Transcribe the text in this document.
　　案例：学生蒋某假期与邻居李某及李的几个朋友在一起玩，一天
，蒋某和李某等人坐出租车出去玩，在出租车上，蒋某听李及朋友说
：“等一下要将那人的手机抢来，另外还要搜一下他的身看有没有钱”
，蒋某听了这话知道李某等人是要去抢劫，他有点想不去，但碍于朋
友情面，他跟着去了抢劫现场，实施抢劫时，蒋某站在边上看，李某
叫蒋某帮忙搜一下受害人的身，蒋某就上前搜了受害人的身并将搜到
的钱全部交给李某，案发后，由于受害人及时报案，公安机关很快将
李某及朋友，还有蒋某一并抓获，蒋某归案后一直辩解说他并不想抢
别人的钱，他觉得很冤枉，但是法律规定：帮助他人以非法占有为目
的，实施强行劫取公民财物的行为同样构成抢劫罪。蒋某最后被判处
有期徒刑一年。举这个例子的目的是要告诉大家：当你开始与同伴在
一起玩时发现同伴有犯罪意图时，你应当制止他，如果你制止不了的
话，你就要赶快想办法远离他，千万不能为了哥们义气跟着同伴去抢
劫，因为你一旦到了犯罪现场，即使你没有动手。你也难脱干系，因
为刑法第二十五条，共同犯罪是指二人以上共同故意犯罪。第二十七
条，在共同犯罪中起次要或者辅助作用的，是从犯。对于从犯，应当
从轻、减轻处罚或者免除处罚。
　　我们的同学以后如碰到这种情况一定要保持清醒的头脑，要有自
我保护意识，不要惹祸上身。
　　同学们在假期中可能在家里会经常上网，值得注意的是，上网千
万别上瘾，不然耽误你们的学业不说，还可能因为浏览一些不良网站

■ ■ ■

Aim of the exercise = Return the entries in full, keeping every line exactly as it is.

The output =
Transcribe the text in this document.
　　案例：学生蒋某假期与邻居李某及李的几个朋友在一起玩，一天
，蒋某和李某等人坐出租车出去玩，在出租车上，蒋某听李及朋友说
：“等一下要将那人的手机抢来，另外还要搜一下他的身看有没有钱”
，蒋某听了这话知道李某等人是要去抢劫，他有点想不去，但碍于朋
友情面，他跟着去了抢劫现场，实施抢劫时，蒋某站在边上看，李某
叫蒋某帮忙搜一下受害人的身，蒋某就上前搜了受害人的身并将搜到
的钱全部交给李某，案发后，由于受害人及时报案，公安机关很快将
李某及朋友，还有蒋某一并抓获，蒋某归案后一直辩解说他并不想抢
别人的钱，他觉得很冤枉，但是法律规定：帮助他人以非法占有为目
的，实施强行劫取公民财物的行为同样构成抢劫罪。蒋某最后被判处
有期徒刑一年。举这个例子的目的是要告诉大家：当你开始与同伴在
一起玩时发现同伴有犯罪意图时，你应当制止他，如果你制止不了的
话，你就要赶快想办法远离他，千万不能为了哥们义气跟着同伴去抢
劫，因为你一旦到了犯罪现场，即使你没有动手。你也难脱干系，因
为刑法第二十五条，共同犯罪是指二人以上共同故意犯罪。第二十七
条，在共同犯罪中起次要或者辅助作用的，是从犯。对于从犯，应当
从轻、减轻处罚或者免除处罚。
　　我们的同学以后如碰到这种情况一定要保持清醒的头脑，要有自
我保护意识，不要惹祸上身。
　　同学们在假期中可能在家里会经常上网，值得注意的是，上网千
万别上瘾，不然耽误你们的学业不说，还可能因为浏览一些不良网站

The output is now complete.